# Aim
An exact copy of all the data is required, with pictures left out.

# Given records
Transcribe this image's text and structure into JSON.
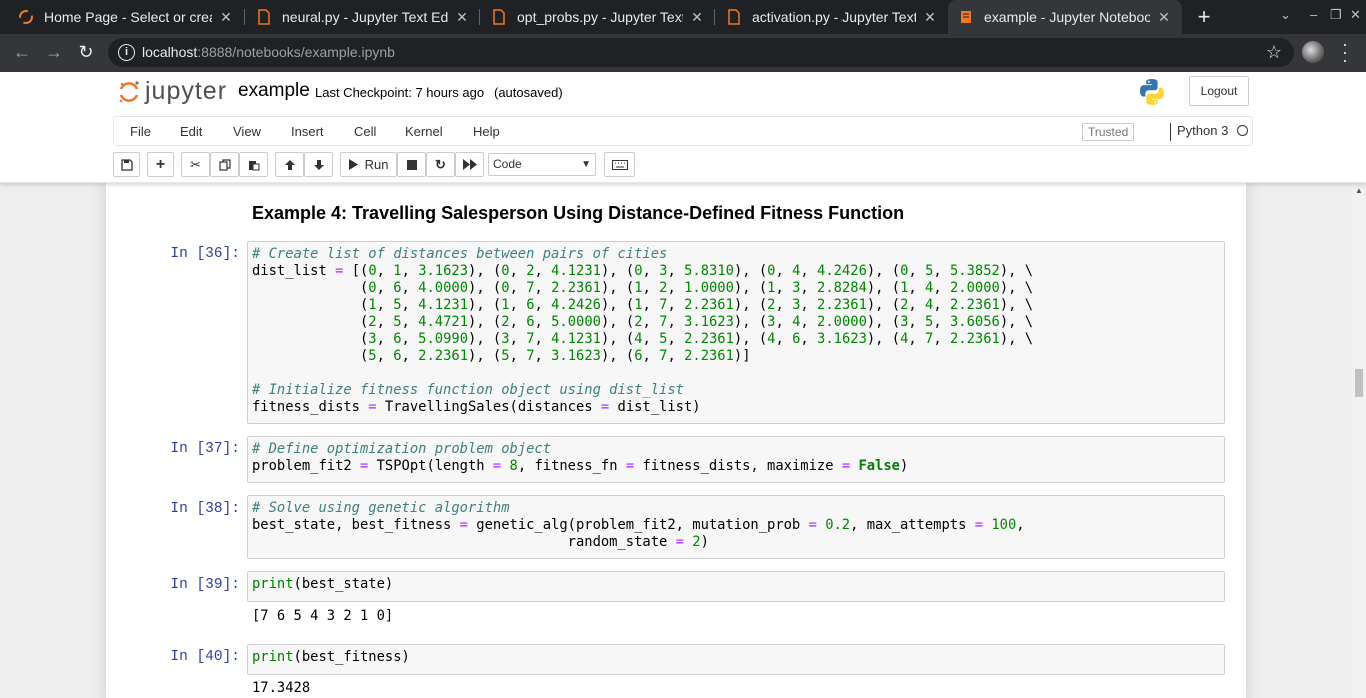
{
  "browser": {
    "tabs": [
      {
        "title": "Home Page - Select or create",
        "icon": "jupyter-icon",
        "close": "✕"
      },
      {
        "title": "neural.py - Jupyter Text Editor",
        "icon": "file-icon",
        "close": "✕"
      },
      {
        "title": "opt_probs.py - Jupyter Text Editor",
        "icon": "file-icon",
        "close": "✕"
      },
      {
        "title": "activation.py - Jupyter Text Editor",
        "icon": "file-icon",
        "close": "✕"
      },
      {
        "title": "example - Jupyter Notebook",
        "icon": "notebook-icon",
        "close": "✕",
        "active": true
      }
    ],
    "new_tab": "+",
    "window_controls": [
      "⌄",
      "–",
      "❐",
      "✕"
    ],
    "url_host": "localhost",
    "url_rest": ":8888/notebooks/example.ipynb"
  },
  "jupyter": {
    "logo_text": "jupyter",
    "notebook_name": "example",
    "checkpoint": "Last Checkpoint: 7 hours ago",
    "autosave": "(autosaved)",
    "logout": "Logout",
    "menu": [
      "File",
      "Edit",
      "View",
      "Insert",
      "Cell",
      "Kernel",
      "Help"
    ],
    "trusted": "Trusted",
    "kernel": "Python 3",
    "run_label": "Run",
    "cell_type": "Code"
  },
  "notebook": {
    "heading": "Example 4: Travelling Salesperson Using Distance-Defined Fitness Function",
    "cells": [
      {
        "prompt": "In [36]:"
      },
      {
        "prompt": "In [37]:"
      },
      {
        "prompt": "In [38]:"
      },
      {
        "prompt": "In [39]:",
        "output": "[7 6 5 4 3 2 1 0]"
      },
      {
        "prompt": "In [40]:",
        "output": "17.3428"
      }
    ]
  },
  "colors": {
    "accent_orange": "#f37726",
    "prompt_blue": "#303f9f",
    "comment": "#408080",
    "number": "#008800",
    "operator": "#aa22ff"
  }
}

# Output of the exercise
Transcribe this image's text and structure into JSON.
{
  "browser": {
    "tabs": [
      {
        "title": "Home Page - Select or create",
        "icon": "jupyter-icon",
        "close": "✕"
      },
      {
        "title": "neural.py - Jupyter Text Editor",
        "icon": "file-icon",
        "close": "✕"
      },
      {
        "title": "opt_probs.py - Jupyter Text Editor",
        "icon": "file-icon",
        "close": "✕"
      },
      {
        "title": "activation.py - Jupyter Text Editor",
        "icon": "file-icon",
        "close": "✕"
      },
      {
        "title": "example - Jupyter Notebook",
        "icon": "notebook-icon",
        "close": "✕",
        "active": true
      }
    ],
    "new_tab": "+",
    "window_controls": [
      "⌄",
      "–",
      "❐",
      "✕"
    ],
    "url_host": "localhost",
    "url_rest": ":8888/notebooks/example.ipynb"
  },
  "jupyter": {
    "logo_text": "jupyter",
    "notebook_name": "example",
    "checkpoint": "Last Checkpoint: 7 hours ago",
    "autosave": "(autosaved)",
    "logout": "Logout",
    "menu": [
      "File",
      "Edit",
      "View",
      "Insert",
      "Cell",
      "Kernel",
      "Help"
    ],
    "trusted": "Trusted",
    "kernel": "Python 3",
    "run_label": "Run",
    "cell_type": "Code"
  },
  "notebook": {
    "heading": "Example 4: Travelling Salesperson Using Distance-Defined Fitness Function",
    "cells": [
      {
        "prompt": "In [36]:"
      },
      {
        "prompt": "In [37]:"
      },
      {
        "prompt": "In [38]:"
      },
      {
        "prompt": "In [39]:",
        "output": "[7 6 5 4 3 2 1 0]"
      },
      {
        "prompt": "In [40]:",
        "output": "17.3428"
      }
    ]
  },
  "colors": {
    "accent_orange": "#f37726",
    "prompt_blue": "#303f9f",
    "comment": "#408080",
    "number": "#008800",
    "operator": "#aa22ff"
  }
}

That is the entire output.